REQUIRED WORK -
- a) In the quotations on breakdowns and emotional growth, what does a crisis represent?
- b) Say whether each statement agrees with the quotations on breakdowns and emotional growth, answering yes or no and quoting the words that decide it: (i) We can keep going for decades without showing any outward sign of strain. (ii) A breakdown is described as a random piece of madness. (iii) Because no one we love will satisfy us completely, we have reason to hate them.
- c) Add another passage in the same voice to the quotations on breakdowns and emotional growth, starting after the final quotation.

EXTRACT -
◆ ◆ ◆ ◆


"It’s a huge psychological achievement to accept other humans in their bewildering mixture of good and bad, their capacity to assist us and to frustrate us, their kindness and meanness–and to see that, far more than we’re inclined to imagine in our furious or ecstatic moments, most people belong in that slightly sobering, slightly hopeful grey area that goes by the term ‘good enough’."

"no one we can love will ever satisfy us completely–but that this is never a reason to hate them either."

"One of the great problems of human beings is that we are far too good at keeping going. We are experts at surrendering to the demands of the external world, living up to what is expected of us and getting on with the priorities, as others around us define them. We keep showing up and being an excellent boy or girl–and we can pull off this magical feat for up to decades at a time, without so much as an outward twitch or crack."

"Breakdowns are hugely disruptive–not just for those afflicted but for family, friends and work colleagues–and so, unsurprisingly, there is an immediate rush to medicalise the problem and attempt to excise it from the scene, so that business as usual can restart."

"A breakdown is not merely a random piece of madness or malfunction; it is a very real–albeit very inarticulate–bid for health."

"...it is an attempt to jumpstart a process of getting well, properly well, through a stage of falling very ill."

"The reason we break down is that we have not, over years, flexed very much. There were things we needed to hear inside our minds that we deftly put to one side, there were messages we needed to heed, bits of emotional learning and communicating we didn’t do–and now, after being patient for so long, far too long, the emotional self is attempting to make itself heard in the only way it now knows how."

"A crisis represents an appetite for growth that has not found another way of expressing itself."

"A crisis represents an appetite for growth that has not found another way of expressing itself. Many people, after a painful few months or even years of breakdown, will say: ‘I don’t know how I’d ever have got well if I hadn’t fallen ill first’."

"If the drive to emotional growth continues to be unattended, and perhaps even unknown to us, it can short circuit our whole lives in a bid to be heard."

"We have not forever lost our minds, we recognise the role of respectability and status, we would love to be less difficult and demanding. It’s just that we have to honour another, even more vital side to our nature: we are under an inner imperative to continue on our path towards emotional growth."

◆ ◆ ◆ ◆

MATERIAL SHOWN -
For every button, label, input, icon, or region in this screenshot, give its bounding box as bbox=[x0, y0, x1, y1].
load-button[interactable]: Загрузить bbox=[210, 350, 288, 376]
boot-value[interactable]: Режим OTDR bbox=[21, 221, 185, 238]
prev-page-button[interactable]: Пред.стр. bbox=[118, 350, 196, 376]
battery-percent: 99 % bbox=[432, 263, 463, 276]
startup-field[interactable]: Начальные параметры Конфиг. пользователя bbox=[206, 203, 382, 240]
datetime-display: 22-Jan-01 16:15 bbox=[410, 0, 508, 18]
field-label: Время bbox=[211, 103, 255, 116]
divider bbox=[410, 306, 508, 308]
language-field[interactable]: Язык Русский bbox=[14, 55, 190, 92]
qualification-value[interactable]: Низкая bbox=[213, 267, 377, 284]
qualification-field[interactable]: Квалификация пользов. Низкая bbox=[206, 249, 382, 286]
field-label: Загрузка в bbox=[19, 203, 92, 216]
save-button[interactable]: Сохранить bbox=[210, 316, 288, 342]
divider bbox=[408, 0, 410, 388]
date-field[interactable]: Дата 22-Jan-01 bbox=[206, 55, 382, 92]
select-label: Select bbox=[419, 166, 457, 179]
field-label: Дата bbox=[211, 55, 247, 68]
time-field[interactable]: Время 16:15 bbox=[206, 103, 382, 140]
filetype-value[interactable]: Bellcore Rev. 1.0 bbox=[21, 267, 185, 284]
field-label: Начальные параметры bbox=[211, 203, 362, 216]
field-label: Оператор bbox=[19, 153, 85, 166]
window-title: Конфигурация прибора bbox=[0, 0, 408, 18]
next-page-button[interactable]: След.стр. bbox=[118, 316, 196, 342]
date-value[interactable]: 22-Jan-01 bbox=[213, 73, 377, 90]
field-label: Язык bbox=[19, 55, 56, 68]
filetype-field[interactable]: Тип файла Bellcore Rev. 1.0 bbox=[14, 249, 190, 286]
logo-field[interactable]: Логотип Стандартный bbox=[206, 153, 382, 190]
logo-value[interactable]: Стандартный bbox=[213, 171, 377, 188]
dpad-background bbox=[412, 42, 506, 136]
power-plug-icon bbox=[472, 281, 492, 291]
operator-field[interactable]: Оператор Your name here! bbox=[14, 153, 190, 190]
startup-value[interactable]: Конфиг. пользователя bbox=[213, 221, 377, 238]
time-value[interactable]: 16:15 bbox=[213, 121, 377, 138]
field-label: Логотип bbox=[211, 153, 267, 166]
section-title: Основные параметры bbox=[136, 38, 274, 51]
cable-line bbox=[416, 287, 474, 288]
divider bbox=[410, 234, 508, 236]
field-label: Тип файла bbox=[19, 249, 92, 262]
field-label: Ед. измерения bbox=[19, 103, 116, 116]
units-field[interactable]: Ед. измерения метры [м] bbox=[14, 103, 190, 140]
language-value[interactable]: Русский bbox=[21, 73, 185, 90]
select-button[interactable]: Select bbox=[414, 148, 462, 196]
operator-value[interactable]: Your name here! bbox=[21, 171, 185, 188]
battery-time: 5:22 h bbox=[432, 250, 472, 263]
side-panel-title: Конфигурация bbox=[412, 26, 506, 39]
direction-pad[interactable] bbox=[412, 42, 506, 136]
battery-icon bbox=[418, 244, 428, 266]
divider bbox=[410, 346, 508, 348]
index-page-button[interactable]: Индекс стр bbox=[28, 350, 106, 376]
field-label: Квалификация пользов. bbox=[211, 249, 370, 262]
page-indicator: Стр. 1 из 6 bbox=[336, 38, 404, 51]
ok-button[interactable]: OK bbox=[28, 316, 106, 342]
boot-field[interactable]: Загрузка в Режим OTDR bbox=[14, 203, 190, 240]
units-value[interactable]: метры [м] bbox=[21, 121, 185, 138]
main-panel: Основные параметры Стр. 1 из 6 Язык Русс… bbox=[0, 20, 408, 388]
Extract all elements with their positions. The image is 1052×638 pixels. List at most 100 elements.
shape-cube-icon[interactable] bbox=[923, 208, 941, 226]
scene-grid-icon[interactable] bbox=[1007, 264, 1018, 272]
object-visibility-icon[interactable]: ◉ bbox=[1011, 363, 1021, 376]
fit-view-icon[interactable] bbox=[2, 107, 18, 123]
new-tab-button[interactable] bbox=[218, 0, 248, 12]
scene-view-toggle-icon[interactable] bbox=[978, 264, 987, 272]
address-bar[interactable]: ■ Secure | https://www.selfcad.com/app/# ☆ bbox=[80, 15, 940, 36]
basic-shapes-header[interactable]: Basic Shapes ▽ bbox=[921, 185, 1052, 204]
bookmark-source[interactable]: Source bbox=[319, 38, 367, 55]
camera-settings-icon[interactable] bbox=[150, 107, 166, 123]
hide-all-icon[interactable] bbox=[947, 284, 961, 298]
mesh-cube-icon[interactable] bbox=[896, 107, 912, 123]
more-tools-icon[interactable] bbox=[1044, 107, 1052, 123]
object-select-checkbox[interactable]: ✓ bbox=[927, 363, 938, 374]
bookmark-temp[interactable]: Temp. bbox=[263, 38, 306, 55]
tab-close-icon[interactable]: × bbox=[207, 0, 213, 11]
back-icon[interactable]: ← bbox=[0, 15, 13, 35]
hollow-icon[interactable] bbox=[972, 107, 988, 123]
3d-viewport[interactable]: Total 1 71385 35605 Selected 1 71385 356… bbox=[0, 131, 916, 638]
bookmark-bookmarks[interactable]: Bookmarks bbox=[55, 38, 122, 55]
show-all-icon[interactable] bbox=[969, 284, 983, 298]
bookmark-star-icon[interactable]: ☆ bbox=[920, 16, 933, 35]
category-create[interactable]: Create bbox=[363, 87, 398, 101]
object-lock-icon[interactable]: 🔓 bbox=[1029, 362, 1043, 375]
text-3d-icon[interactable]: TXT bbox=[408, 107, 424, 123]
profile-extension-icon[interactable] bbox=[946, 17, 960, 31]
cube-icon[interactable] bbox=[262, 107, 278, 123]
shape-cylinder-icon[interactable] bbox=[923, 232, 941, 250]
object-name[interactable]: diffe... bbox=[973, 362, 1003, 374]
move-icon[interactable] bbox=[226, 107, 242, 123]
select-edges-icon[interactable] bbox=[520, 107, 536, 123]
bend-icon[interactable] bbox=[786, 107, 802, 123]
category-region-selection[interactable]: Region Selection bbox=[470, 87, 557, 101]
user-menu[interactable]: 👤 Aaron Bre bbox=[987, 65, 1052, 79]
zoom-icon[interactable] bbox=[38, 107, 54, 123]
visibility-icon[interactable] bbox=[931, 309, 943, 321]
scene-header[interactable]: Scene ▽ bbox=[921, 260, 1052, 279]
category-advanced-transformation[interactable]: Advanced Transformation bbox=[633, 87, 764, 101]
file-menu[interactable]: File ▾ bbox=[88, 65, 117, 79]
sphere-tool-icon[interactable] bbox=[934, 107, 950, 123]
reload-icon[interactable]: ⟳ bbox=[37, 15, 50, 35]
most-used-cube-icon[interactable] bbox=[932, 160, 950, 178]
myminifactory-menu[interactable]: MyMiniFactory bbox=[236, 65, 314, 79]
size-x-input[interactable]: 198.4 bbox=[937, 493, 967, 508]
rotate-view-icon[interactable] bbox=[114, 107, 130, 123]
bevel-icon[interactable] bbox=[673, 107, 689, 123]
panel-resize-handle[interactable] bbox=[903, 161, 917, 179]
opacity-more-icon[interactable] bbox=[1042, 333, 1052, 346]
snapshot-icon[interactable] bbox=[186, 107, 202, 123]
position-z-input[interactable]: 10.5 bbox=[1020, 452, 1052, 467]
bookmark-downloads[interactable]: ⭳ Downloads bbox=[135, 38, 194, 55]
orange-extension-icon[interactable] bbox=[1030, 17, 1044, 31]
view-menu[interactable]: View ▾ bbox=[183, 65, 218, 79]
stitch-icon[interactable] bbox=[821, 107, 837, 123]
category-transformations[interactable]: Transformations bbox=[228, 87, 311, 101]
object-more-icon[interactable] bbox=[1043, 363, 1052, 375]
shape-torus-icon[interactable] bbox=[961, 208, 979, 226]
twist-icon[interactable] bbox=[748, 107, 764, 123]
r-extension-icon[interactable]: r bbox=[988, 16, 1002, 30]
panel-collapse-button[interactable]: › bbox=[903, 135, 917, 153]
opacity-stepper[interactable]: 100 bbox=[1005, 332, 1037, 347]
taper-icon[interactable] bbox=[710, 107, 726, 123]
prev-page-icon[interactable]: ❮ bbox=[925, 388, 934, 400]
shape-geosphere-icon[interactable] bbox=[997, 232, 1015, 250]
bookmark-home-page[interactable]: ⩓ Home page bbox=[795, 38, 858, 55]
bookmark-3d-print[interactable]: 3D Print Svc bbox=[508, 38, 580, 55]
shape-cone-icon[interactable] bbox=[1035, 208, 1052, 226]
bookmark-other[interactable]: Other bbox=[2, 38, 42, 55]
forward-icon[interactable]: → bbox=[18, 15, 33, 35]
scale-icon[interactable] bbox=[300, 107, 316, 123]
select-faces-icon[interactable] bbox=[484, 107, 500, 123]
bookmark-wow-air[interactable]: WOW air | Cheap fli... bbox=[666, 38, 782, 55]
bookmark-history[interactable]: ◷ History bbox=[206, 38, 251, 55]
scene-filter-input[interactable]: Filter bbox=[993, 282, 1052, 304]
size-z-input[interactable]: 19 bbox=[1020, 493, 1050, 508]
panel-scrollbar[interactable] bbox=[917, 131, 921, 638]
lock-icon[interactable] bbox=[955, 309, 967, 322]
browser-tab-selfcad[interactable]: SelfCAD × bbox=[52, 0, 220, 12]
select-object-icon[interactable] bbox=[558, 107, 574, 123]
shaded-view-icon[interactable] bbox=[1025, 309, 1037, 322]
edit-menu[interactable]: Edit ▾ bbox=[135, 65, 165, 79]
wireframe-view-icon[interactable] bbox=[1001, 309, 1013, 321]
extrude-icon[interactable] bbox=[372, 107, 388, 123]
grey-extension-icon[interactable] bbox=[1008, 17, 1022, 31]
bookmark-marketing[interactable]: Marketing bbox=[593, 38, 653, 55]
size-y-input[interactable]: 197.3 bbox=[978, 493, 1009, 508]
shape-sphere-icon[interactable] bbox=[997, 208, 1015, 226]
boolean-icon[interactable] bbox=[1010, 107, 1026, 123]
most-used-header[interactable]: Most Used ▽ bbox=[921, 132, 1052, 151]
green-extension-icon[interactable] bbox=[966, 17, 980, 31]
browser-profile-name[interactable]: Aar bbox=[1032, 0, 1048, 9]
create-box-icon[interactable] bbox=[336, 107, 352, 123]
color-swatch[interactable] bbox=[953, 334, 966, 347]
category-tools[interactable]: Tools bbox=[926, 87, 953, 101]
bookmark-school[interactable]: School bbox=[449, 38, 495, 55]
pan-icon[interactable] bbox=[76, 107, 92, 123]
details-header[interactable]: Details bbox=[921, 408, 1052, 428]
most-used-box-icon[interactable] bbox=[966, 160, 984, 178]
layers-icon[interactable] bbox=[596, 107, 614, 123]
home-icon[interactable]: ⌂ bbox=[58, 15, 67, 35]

◆ ◆ ◆ ◆

ANSWERS FOR THE EXERCISE -
- a) An appetite for growth that has not found another way of expressing itself.

- b)
(i) Yes: "we can pull off this magical feat for up to decades at a time, without so much as an outward twitch or crack"
(ii) No: "A breakdown is not merely a random piece of madness or malfunction"
(iii) No: "this is never a reason to hate them either"

- c)
"An intellectual understanding of the past, though not wrong, won’t by itself be effective in the sense of being able to release us from the true intensity of our neurotic symptoms."

"We need the novel, not the essay."

"It is on the basis of this kind of hard-won emotional knowledge, not the more painless intellectual kind, that we may one day, with a fair wind, discover a measure of relief for some of the troubles within."

"A capacity for self-soothing is the legacy of a history of nurture."

"It can take an immensely long time to realise emotionally, rather than merely intellectually, that the scripts we are following were formed many years before in circumstances that no longer apply; that the small corner of the world we grew up in as children does not reflect how the wider world operates or what it really demands–and that the repertoire of responses we learned for dealing with the authority figures of childhood does not have to continue to define how we relate to humanity in general."

"Becoming an emotional adult means learning to acquire a much wider repertoire of behaviour towards other people."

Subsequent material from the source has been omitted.